• [EXERCISE DESCRIPTION]:
Pull out each line of the records holding the string "icon".

[Extracted records]

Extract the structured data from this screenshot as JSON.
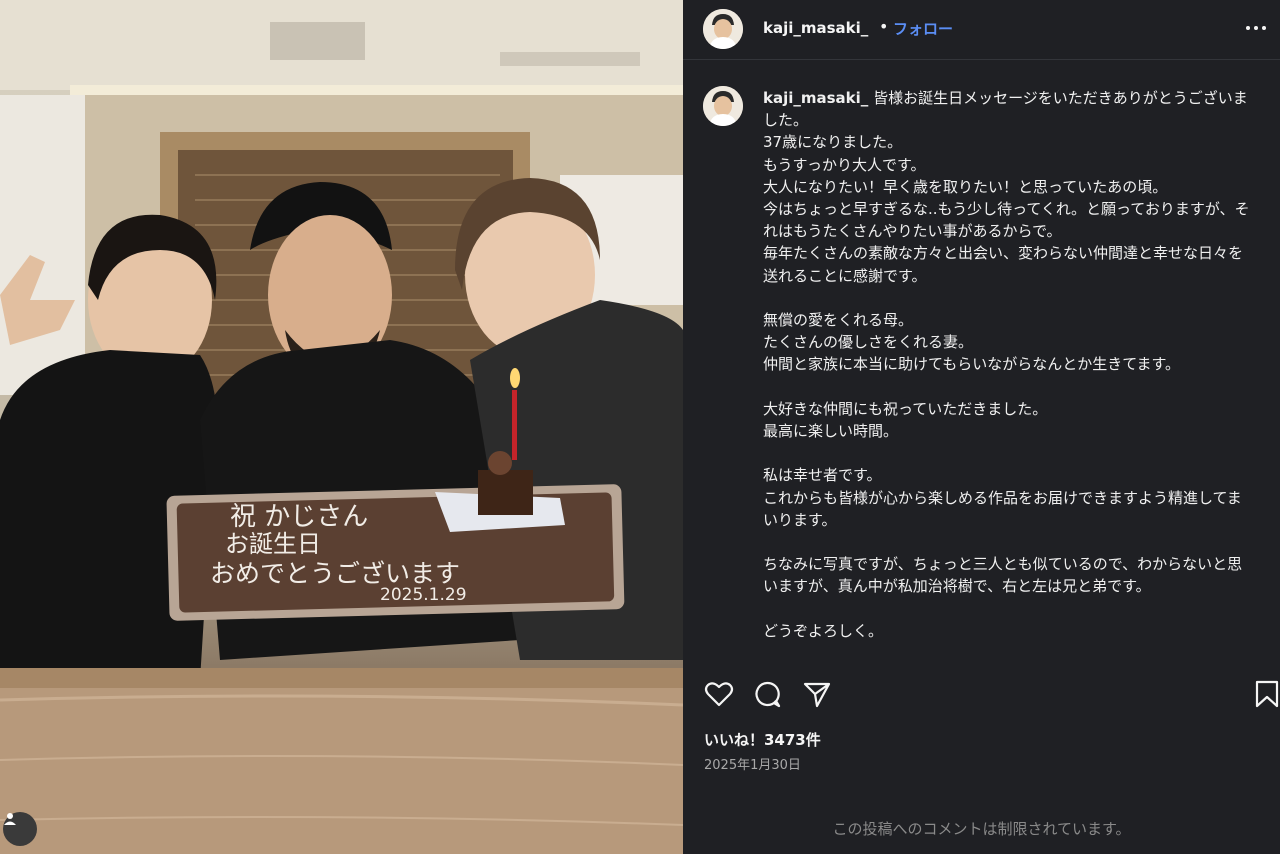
{
  "photo": {
    "board_text_line1": "祝 かじさん",
    "board_text_line2": "お誕生日",
    "board_text_line3": "おめでとうございます",
    "board_date": "2025.1.29",
    "tag_icon": "person-icon"
  },
  "header": {
    "username": "kaji_masaki_",
    "separator": "•",
    "follow_label": "フォロー",
    "more_icon": "more-horizontal-icon"
  },
  "caption": {
    "username": "kaji_masaki_",
    "text": "皆様お誕生日メッセージをいただきありがとうございました。\n37歳になりました。\nもうすっかり大人です。\n大人になりたい！早く歳を取りたい！と思っていたあの頃。\n今はちょっと早すぎるな..もう少し待ってくれ。と願っておりますが、それはもうたくさんやりたい事があるからで。\n毎年たくさんの素敵な方々と出会い、変わらない仲間達と幸せな日々を送れることに感謝です。\n\n無償の愛をくれる母。\nたくさんの優しさをくれる妻。\n仲間と家族に本当に助けてもらいながらなんとか生きてます。\n\n大好きな仲間にも祝っていただきました。\n最高に楽しい時間。\n\n私は幸せ者です。\nこれからも皆様が心から楽しめる作品をお届けできますよう精進してまいります。\n\nちなみに写真ですが、ちょっと三人とも似ているので、わからないと思いますが、真ん中が私加治将樹で、右と左は兄と弟です。\n\nどうぞよろしく。"
  },
  "actions": {
    "like_icon": "heart-icon",
    "comment_icon": "comment-icon",
    "share_icon": "send-icon",
    "save_icon": "bookmark-icon"
  },
  "likes": "いいね！3473件",
  "date": "2025年1月30日",
  "comments_notice": "この投稿へのコメントは制限されています。",
  "colors": {
    "panel_bg": "#1f2024",
    "accent": "#5b8ef5",
    "muted": "#a8a8a8"
  }
}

• [RESPONSE TO THE EXERCISE]:
    "tag_icon": "person-icon"
    "more_icon": "more-horizontal-icon"
    "like_icon": "heart-icon",
    "comment_icon": "comment-icon",
    "share_icon": "send-icon",
    "save_icon": "bookmark-icon"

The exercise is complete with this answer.